> [What needs to be done]: Write the records out again, keeping each line exactly as it is.

> [Stored data]:
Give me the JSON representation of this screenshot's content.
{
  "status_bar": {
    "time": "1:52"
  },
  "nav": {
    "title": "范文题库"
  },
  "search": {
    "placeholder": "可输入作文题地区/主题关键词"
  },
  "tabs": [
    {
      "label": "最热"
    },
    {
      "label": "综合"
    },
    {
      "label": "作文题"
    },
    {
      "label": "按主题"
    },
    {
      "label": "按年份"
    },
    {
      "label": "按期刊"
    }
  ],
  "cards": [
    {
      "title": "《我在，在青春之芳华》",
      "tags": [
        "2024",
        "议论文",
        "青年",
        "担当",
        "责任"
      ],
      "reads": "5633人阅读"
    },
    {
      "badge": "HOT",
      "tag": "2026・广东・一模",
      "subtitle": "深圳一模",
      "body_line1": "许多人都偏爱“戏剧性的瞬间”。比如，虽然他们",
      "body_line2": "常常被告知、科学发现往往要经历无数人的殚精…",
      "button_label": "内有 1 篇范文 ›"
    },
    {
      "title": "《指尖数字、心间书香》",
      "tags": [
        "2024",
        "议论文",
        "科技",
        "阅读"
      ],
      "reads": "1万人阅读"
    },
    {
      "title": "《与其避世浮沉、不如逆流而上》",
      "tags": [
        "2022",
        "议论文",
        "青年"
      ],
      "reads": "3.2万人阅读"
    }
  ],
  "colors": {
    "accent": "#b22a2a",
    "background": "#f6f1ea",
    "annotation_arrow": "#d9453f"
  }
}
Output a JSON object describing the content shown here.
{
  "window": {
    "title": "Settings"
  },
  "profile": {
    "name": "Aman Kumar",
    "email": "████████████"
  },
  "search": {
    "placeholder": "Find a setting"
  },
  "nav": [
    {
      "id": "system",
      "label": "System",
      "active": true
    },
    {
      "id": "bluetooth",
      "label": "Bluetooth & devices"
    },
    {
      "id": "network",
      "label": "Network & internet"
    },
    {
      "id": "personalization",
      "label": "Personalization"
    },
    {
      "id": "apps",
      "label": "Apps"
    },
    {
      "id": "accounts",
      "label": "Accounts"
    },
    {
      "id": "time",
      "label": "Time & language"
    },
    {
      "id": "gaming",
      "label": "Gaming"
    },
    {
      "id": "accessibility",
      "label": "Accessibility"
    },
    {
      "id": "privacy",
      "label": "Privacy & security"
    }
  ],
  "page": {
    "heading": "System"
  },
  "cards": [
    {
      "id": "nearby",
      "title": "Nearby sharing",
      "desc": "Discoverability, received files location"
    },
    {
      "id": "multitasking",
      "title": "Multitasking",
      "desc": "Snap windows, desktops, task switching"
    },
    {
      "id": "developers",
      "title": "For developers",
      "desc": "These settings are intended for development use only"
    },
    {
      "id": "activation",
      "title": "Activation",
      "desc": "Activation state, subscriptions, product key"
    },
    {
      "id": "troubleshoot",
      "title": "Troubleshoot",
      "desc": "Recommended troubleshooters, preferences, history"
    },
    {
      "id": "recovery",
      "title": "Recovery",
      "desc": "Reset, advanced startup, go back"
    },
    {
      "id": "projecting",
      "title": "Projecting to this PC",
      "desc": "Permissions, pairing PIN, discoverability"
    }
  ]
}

> [Response to the task]:
Give me the JSON representation of this screenshot's content.
{
  "status_bar": {
    "time": "1:52"
  },
  "nav": {
    "title": "范文题库"
  },
  "search": {
    "placeholder": "可输入作文题地区/主题关键词"
  },
  "tabs": [
    {
      "label": "最热"
    },
    {
      "label": "综合"
    },
    {
      "label": "作文题"
    },
    {
      "label": "按主题"
    },
    {
      "label": "按年份"
    },
    {
      "label": "按期刊"
    }
  ],
  "cards": [
    {
      "title": "《我在，在青春之芳华》",
      "tags": [
        "2024",
        "议论文",
        "青年",
        "担当",
        "责任"
      ],
      "reads": "5633人阅读"
    },
    {
      "badge": "HOT",
      "tag": "2026・广东・一模",
      "subtitle": "深圳一模",
      "body_line1": "许多人都偏爱“戏剧性的瞬间”。比如，虽然他们",
      "body_line2": "常常被告知、科学发现往往要经历无数人的殚精…",
      "button_label": "内有 1 篇范文 ›"
    },
    {
      "title": "《指尖数字、心间书香》",
      "tags": [
        "2024",
        "议论文",
        "科技",
        "阅读"
      ],
      "reads": "1万人阅读"
    },
    {
      "title": "《与其避世浮沉、不如逆流而上》",
      "tags": [
        "2022",
        "议论文",
        "青年"
      ],
      "reads": "3.2万人阅读"
    }
  ],
  "colors": {
    "accent": "#b22a2a",
    "background": "#f6f1ea",
    "annotation_arrow": "#d9453f"
  }
}
Output a JSON object describing the content shown here.
{
  "window": {
    "title": "Settings"
  },
  "profile": {
    "name": "Aman Kumar",
    "email": "████████████"
  },
  "search": {
    "placeholder": "Find a setting"
  },
  "nav": [
    {
      "id": "system",
      "label": "System",
      "active": true
    },
    {
      "id": "bluetooth",
      "label": "Bluetooth & devices"
    },
    {
      "id": "network",
      "label": "Network & internet"
    },
    {
      "id": "personalization",
      "label": "Personalization"
    },
    {
      "id": "apps",
      "label": "Apps"
    },
    {
      "id": "accounts",
      "label": "Accounts"
    },
    {
      "id": "time",
      "label": "Time & language"
    },
    {
      "id": "gaming",
      "label": "Gaming"
    },
    {
      "id": "accessibility",
      "label": "Accessibility"
    },
    {
      "id": "privacy",
      "label": "Privacy & security"
    }
  ],
  "page": {
    "heading": "System"
  },
  "cards": [
    {
      "id": "nearby",
      "title": "Nearby sharing",
      "desc": "Discoverability, received files location"
    },
    {
      "id": "multitasking",
      "title": "Multitasking",
      "desc": "Snap windows, desktops, task switching"
    },
    {
      "id": "developers",
      "title": "For developers",
      "desc": "These settings are intended for development use only"
    },
    {
      "id": "activation",
      "title": "Activation",
      "desc": "Activation state, subscriptions, product key"
    },
    {
      "id": "troubleshoot",
      "title": "Troubleshoot",
      "desc": "Recommended troubleshooters, preferences, history"
    },
    {
      "id": "recovery",
      "title": "Recovery",
      "desc": "Reset, advanced startup, go back"
    },
    {
      "id": "projecting",
      "title": "Projecting to this PC",
      "desc": "Permissions, pairing PIN, discoverability"
    }
  ]
}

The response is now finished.